Goal: Gather the lines that hold the string "malaise".

Stored rows:

•••••

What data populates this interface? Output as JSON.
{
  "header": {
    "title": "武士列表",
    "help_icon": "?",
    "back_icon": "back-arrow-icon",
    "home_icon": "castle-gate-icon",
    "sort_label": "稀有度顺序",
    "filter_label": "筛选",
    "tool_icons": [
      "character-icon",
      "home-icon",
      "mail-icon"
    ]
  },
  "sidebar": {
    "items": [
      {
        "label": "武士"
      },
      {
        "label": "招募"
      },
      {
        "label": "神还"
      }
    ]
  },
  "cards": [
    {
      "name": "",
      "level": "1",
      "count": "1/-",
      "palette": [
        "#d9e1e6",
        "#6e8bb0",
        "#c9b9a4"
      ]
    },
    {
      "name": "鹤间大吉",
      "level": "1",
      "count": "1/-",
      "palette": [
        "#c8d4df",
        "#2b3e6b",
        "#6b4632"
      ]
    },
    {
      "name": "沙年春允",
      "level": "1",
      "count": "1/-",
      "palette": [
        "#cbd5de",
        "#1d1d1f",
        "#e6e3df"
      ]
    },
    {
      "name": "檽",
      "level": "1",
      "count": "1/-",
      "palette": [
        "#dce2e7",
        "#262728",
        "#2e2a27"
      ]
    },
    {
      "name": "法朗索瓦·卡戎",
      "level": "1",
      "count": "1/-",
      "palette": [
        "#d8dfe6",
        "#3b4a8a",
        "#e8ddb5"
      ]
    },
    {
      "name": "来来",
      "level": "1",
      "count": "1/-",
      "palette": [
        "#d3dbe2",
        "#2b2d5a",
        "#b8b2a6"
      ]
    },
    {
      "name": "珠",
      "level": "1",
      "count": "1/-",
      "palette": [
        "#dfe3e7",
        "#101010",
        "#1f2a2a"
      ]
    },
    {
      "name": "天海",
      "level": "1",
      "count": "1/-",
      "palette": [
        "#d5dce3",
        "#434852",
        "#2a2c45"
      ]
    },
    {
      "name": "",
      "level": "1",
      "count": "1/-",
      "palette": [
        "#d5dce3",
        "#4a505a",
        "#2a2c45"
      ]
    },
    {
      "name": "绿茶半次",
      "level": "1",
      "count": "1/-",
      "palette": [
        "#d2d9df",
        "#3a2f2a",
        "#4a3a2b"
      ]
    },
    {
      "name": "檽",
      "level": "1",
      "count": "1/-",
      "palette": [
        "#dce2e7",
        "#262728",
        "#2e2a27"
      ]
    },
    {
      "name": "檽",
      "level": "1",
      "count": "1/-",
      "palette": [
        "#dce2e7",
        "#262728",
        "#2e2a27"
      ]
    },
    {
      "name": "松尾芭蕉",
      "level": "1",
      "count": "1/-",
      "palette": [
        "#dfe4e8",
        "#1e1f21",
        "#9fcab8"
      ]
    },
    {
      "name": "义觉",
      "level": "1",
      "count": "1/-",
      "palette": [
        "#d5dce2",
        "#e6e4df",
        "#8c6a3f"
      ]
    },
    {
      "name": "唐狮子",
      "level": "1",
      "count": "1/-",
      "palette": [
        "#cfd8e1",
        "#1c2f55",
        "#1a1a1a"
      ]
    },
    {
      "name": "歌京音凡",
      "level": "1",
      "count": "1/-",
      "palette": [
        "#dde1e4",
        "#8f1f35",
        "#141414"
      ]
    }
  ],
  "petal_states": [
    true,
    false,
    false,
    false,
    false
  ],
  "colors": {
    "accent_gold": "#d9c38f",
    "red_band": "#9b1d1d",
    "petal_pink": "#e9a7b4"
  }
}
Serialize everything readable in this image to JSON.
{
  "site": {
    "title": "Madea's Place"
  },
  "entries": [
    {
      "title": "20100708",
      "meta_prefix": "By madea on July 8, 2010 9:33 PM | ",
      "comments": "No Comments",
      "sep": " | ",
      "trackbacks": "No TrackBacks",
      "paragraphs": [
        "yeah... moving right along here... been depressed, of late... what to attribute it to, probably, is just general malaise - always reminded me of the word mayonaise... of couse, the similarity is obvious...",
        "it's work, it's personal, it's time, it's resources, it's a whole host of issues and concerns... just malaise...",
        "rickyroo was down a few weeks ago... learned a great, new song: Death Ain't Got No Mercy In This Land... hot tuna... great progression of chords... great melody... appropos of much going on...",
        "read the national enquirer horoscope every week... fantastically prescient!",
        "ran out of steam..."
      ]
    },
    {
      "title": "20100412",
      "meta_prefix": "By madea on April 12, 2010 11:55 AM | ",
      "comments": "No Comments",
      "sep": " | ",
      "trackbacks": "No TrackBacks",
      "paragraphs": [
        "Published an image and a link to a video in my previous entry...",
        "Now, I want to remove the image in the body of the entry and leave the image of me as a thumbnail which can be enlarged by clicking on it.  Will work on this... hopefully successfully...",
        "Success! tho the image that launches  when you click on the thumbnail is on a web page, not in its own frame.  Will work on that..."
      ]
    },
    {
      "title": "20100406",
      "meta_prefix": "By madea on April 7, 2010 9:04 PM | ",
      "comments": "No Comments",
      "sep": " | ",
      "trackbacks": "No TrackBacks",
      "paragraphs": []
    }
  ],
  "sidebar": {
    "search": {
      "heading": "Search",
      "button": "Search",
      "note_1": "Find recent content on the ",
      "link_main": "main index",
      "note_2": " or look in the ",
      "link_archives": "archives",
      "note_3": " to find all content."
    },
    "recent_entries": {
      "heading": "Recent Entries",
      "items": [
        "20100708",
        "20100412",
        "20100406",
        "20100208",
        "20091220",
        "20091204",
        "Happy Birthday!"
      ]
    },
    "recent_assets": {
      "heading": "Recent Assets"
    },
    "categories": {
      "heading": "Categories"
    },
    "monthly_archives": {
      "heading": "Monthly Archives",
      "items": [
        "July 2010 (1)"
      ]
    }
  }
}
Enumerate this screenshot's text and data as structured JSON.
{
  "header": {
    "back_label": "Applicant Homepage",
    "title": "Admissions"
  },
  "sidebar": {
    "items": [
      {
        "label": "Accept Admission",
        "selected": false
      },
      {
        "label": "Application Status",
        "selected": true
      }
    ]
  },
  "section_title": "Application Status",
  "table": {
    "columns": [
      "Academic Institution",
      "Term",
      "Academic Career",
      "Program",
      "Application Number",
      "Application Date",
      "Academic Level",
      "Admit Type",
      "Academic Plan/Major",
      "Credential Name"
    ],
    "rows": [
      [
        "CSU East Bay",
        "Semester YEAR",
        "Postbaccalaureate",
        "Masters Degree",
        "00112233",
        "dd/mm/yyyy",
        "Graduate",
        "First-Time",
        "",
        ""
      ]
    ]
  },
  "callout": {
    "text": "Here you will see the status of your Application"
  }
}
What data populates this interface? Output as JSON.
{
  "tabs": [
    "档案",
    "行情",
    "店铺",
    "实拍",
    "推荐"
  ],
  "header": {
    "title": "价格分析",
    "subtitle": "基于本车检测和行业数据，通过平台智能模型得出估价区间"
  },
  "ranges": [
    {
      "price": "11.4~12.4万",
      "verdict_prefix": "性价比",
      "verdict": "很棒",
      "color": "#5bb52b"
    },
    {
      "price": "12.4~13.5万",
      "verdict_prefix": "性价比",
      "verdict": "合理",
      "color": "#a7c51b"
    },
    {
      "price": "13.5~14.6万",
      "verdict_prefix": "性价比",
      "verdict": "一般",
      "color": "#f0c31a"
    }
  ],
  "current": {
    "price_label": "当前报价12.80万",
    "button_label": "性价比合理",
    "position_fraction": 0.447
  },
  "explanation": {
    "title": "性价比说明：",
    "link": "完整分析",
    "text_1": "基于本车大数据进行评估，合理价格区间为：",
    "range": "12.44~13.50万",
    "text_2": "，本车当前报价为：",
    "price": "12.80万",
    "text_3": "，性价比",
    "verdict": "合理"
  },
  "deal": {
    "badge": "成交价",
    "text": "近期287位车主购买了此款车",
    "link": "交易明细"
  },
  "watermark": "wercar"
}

•••••

Response for this exercise:
        "yeah... moving right along here... been depressed, of late... what to attribute it to, probably, is just general malaise - always reminded me of the word mayonaise... of couse, the similarity is obvious...",
        "it's work, it's personal, it's time, it's resources, it's a whole host of issues and concerns... just malaise...",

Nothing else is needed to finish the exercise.